- _RECORDS TO PROCESS_:
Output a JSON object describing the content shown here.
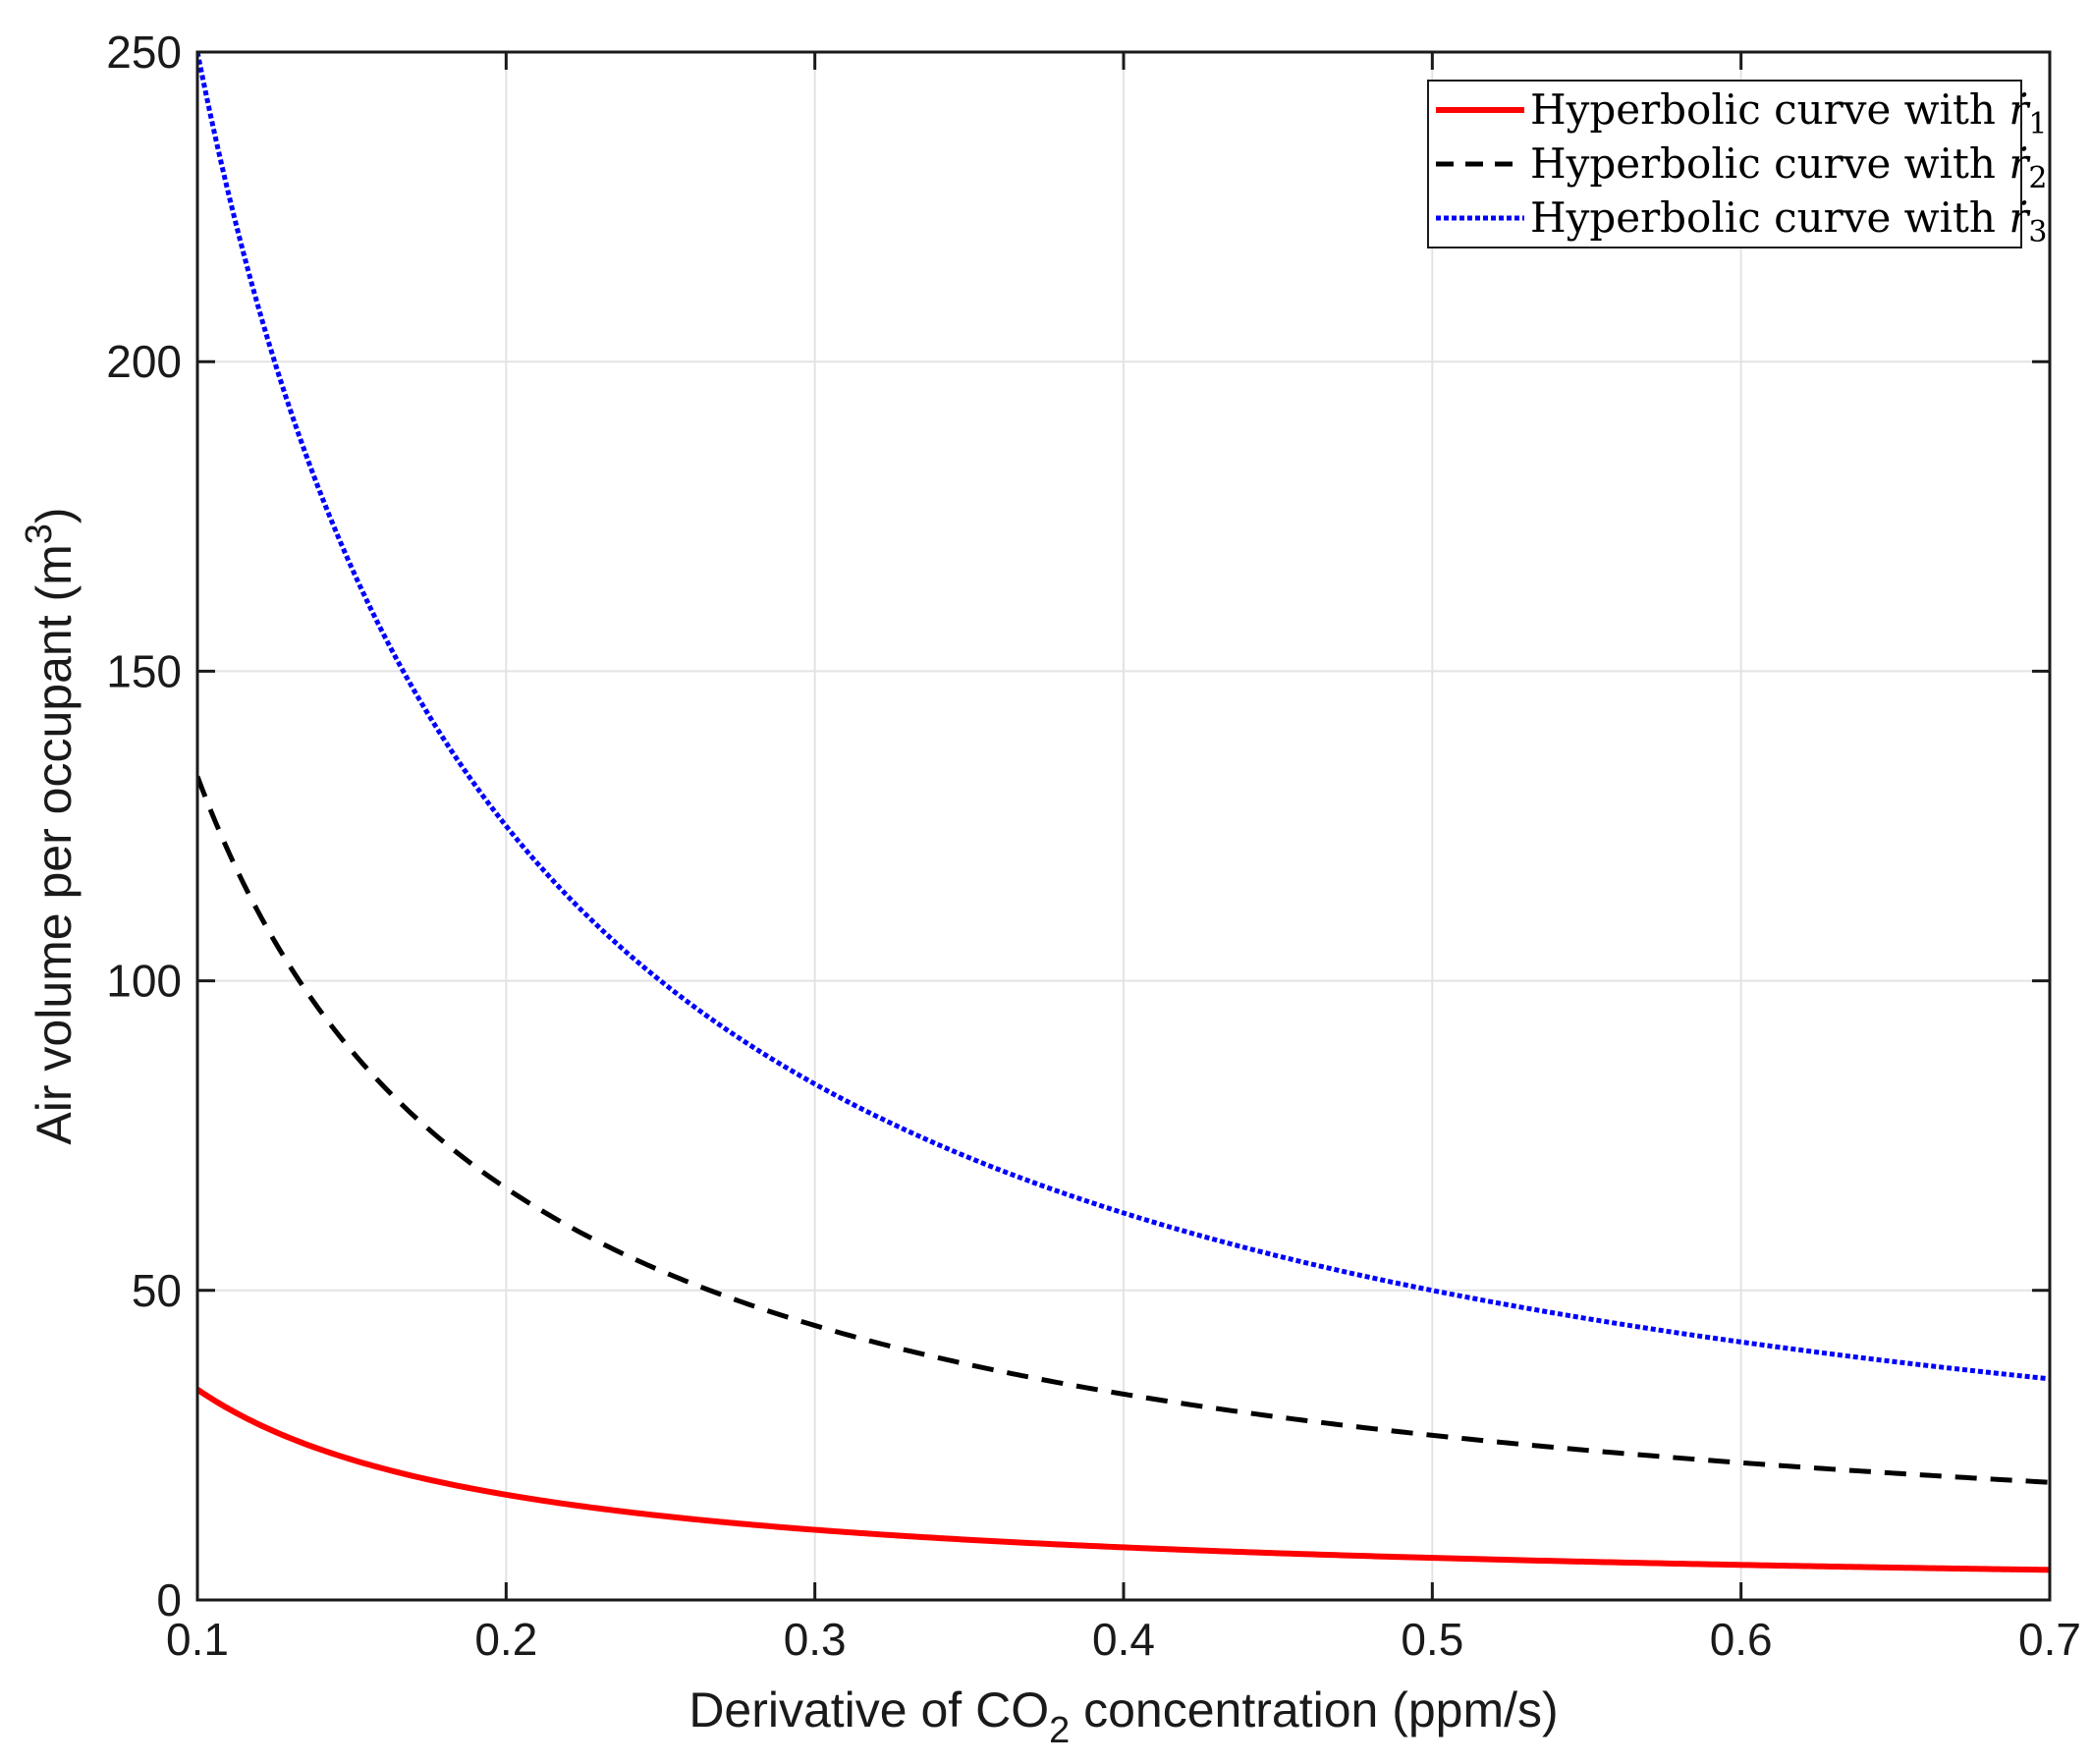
{
  "chart_data": {
    "type": "line",
    "title": "",
    "xlabel": {
      "prefix": "Derivative of CO",
      "subscript": "2",
      "suffix": " concentration (ppm/s)"
    },
    "ylabel": {
      "text": "Air volume per occupant (m",
      "superscript": "3",
      "suffix": ")"
    },
    "xlim": [
      0.1,
      0.7
    ],
    "ylim": [
      0,
      250
    ],
    "xticks": [
      0.1,
      0.2,
      0.3,
      0.4,
      0.5,
      0.6,
      0.7
    ],
    "xtick_labels": [
      "0.1",
      "0.2",
      "0.3",
      "0.4",
      "0.5",
      "0.6",
      "0.7"
    ],
    "yticks": [
      0,
      50,
      100,
      150,
      200,
      250
    ],
    "ytick_labels": [
      "0",
      "50",
      "100",
      "150",
      "200",
      "250"
    ],
    "grid": true,
    "legend_position": "top-right",
    "series": [
      {
        "name": "Hyperbolic curve with ṙ1",
        "legend_prefix": "Hyperbolic curve with ",
        "legend_symbol": "ṙ",
        "legend_subscript": "1",
        "color": "#ff0000",
        "style": "solid",
        "function": "hyperbola",
        "coefficient": 3.4,
        "x": [
          0.1,
          0.2,
          0.3,
          0.4,
          0.5,
          0.6,
          0.7
        ],
        "values": [
          34.0,
          17.0,
          11.3,
          8.5,
          6.8,
          5.7,
          4.9
        ]
      },
      {
        "name": "Hyperbolic curve with ṙ2",
        "legend_prefix": "Hyperbolic curve with ",
        "legend_symbol": "ṙ",
        "legend_subscript": "2",
        "color": "#000000",
        "style": "dashed",
        "function": "hyperbola",
        "coefficient": 13.3,
        "x": [
          0.1,
          0.2,
          0.3,
          0.4,
          0.5,
          0.6,
          0.7
        ],
        "values": [
          133.0,
          66.5,
          44.3,
          33.3,
          26.6,
          22.2,
          19.0
        ]
      },
      {
        "name": "Hyperbolic curve with ṙ3",
        "legend_prefix": "Hyperbolic curve with ",
        "legend_symbol": "ṙ",
        "legend_subscript": "3",
        "color": "#0000ff",
        "style": "dotted",
        "function": "hyperbola",
        "coefficient": 25.0,
        "x": [
          0.1,
          0.2,
          0.3,
          0.4,
          0.5,
          0.6,
          0.7
        ],
        "values": [
          250.0,
          125.0,
          83.3,
          62.5,
          50.0,
          41.7,
          35.7
        ]
      }
    ]
  }
}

- _CHALLENGE_:
Above are records with pictures; repeat the records exactly and leave the pictures out.

- _EXERCISE RESPONSE_:
Output a JSON object describing the content shown here.
{
  "chart_data": {
    "type": "line",
    "title": "",
    "xlabel": {
      "prefix": "Derivative of CO",
      "subscript": "2",
      "suffix": " concentration (ppm/s)"
    },
    "ylabel": {
      "text": "Air volume per occupant (m",
      "superscript": "3",
      "suffix": ")"
    },
    "xlim": [
      0.1,
      0.7
    ],
    "ylim": [
      0,
      250
    ],
    "xticks": [
      0.1,
      0.2,
      0.3,
      0.4,
      0.5,
      0.6,
      0.7
    ],
    "xtick_labels": [
      "0.1",
      "0.2",
      "0.3",
      "0.4",
      "0.5",
      "0.6",
      "0.7"
    ],
    "yticks": [
      0,
      50,
      100,
      150,
      200,
      250
    ],
    "ytick_labels": [
      "0",
      "50",
      "100",
      "150",
      "200",
      "250"
    ],
    "grid": true,
    "legend_position": "top-right",
    "series": [
      {
        "name": "Hyperbolic curve with ṙ1",
        "legend_prefix": "Hyperbolic curve with ",
        "legend_symbol": "ṙ",
        "legend_subscript": "1",
        "color": "#ff0000",
        "style": "solid",
        "function": "hyperbola",
        "coefficient": 3.4,
        "x": [
          0.1,
          0.2,
          0.3,
          0.4,
          0.5,
          0.6,
          0.7
        ],
        "values": [
          34.0,
          17.0,
          11.3,
          8.5,
          6.8,
          5.7,
          4.9
        ]
      },
      {
        "name": "Hyperbolic curve with ṙ2",
        "legend_prefix": "Hyperbolic curve with ",
        "legend_symbol": "ṙ",
        "legend_subscript": "2",
        "color": "#000000",
        "style": "dashed",
        "function": "hyperbola",
        "coefficient": 13.3,
        "x": [
          0.1,
          0.2,
          0.3,
          0.4,
          0.5,
          0.6,
          0.7
        ],
        "values": [
          133.0,
          66.5,
          44.3,
          33.3,
          26.6,
          22.2,
          19.0
        ]
      },
      {
        "name": "Hyperbolic curve with ṙ3",
        "legend_prefix": "Hyperbolic curve with ",
        "legend_symbol": "ṙ",
        "legend_subscript": "3",
        "color": "#0000ff",
        "style": "dotted",
        "function": "hyperbola",
        "coefficient": 25.0,
        "x": [
          0.1,
          0.2,
          0.3,
          0.4,
          0.5,
          0.6,
          0.7
        ],
        "values": [
          250.0,
          125.0,
          83.3,
          62.5,
          50.0,
          41.7,
          35.7
        ]
      }
    ]
  }
}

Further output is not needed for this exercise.